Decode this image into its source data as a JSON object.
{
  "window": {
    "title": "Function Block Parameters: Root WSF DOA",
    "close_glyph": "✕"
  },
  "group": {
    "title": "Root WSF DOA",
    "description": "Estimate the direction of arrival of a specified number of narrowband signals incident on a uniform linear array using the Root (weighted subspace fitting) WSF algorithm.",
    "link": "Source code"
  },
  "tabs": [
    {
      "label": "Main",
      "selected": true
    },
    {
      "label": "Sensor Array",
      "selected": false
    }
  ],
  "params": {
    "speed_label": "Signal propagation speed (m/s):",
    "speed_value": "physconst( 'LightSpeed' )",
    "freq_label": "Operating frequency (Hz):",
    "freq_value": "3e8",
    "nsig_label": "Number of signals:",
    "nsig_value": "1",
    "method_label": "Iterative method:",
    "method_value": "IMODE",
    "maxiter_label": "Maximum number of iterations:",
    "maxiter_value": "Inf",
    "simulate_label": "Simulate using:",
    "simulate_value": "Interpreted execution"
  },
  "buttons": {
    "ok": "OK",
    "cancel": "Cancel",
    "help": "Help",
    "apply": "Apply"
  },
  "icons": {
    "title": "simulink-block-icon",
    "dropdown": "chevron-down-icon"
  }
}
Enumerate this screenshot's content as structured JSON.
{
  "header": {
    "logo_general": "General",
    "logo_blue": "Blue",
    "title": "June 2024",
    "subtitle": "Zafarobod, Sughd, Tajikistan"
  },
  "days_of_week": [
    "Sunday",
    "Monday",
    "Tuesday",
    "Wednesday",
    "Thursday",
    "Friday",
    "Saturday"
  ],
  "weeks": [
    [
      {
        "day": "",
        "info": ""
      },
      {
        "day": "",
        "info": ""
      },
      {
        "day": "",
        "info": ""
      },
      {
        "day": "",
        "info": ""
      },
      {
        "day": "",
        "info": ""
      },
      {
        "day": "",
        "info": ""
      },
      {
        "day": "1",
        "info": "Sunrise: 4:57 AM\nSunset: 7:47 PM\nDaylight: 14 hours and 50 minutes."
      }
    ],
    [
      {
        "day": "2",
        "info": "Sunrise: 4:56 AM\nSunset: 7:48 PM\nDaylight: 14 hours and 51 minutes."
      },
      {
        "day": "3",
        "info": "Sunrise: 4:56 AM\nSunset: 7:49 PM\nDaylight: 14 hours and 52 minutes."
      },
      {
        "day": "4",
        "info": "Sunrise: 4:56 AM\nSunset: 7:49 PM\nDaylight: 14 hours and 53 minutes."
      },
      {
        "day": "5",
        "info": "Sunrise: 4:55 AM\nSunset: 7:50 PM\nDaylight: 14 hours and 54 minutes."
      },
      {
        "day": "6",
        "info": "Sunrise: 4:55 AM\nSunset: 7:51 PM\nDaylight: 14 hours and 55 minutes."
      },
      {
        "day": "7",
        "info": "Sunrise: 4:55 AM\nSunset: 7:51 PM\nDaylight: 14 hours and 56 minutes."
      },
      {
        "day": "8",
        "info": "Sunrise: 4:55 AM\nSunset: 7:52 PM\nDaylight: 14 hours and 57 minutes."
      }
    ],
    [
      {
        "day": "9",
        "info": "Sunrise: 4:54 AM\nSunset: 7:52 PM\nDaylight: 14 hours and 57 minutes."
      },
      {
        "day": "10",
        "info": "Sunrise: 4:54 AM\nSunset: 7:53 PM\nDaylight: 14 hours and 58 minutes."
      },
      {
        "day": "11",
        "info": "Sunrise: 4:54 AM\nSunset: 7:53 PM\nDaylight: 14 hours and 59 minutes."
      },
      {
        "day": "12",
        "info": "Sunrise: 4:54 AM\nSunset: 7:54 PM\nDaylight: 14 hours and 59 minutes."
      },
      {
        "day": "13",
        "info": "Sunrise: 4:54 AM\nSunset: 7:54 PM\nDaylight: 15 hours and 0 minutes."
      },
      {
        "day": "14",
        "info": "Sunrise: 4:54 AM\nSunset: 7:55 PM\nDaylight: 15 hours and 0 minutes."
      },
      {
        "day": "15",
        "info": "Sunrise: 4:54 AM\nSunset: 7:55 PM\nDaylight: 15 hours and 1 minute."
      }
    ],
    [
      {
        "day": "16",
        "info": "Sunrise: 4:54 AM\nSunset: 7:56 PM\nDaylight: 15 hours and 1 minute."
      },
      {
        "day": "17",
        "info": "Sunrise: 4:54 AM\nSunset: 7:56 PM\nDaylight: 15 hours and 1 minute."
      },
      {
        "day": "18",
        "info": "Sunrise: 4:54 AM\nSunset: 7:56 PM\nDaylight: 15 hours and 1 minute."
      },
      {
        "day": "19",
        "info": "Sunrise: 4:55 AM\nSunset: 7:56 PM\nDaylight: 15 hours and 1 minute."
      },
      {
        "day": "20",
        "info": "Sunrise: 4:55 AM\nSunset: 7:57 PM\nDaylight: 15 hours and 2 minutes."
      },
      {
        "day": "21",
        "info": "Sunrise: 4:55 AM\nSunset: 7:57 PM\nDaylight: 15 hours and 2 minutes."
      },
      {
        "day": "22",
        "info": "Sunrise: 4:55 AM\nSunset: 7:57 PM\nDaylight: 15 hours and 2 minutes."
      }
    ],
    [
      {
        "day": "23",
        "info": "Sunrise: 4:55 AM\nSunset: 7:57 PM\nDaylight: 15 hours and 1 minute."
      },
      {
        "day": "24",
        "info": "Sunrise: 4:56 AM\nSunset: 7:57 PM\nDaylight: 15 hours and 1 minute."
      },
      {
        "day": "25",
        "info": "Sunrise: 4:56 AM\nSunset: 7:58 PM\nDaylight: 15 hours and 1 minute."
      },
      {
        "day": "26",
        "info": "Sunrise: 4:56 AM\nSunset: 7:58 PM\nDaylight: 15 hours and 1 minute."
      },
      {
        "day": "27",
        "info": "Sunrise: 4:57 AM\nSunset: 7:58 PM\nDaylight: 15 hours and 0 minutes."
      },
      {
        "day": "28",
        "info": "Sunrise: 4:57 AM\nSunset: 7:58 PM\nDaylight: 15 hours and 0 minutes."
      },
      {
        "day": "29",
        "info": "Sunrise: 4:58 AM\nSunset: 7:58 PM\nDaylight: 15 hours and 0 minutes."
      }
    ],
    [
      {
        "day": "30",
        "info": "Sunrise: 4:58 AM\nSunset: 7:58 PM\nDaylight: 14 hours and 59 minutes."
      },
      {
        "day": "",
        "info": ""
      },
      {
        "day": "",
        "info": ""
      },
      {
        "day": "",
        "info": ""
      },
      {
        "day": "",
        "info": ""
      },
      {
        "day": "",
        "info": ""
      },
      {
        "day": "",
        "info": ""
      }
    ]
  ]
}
__________________________________________________
## Task brief:
Find the word "using" in the material, then list each line that holds it.

## Solved exercise:
    "description": "Estimate the direction of arrival of a specified number of narrowband signals incident on a uniform linear array using the Root (weighted subspace fitting) WSF algorithm.",
    "simulate_label": "Simulate using:",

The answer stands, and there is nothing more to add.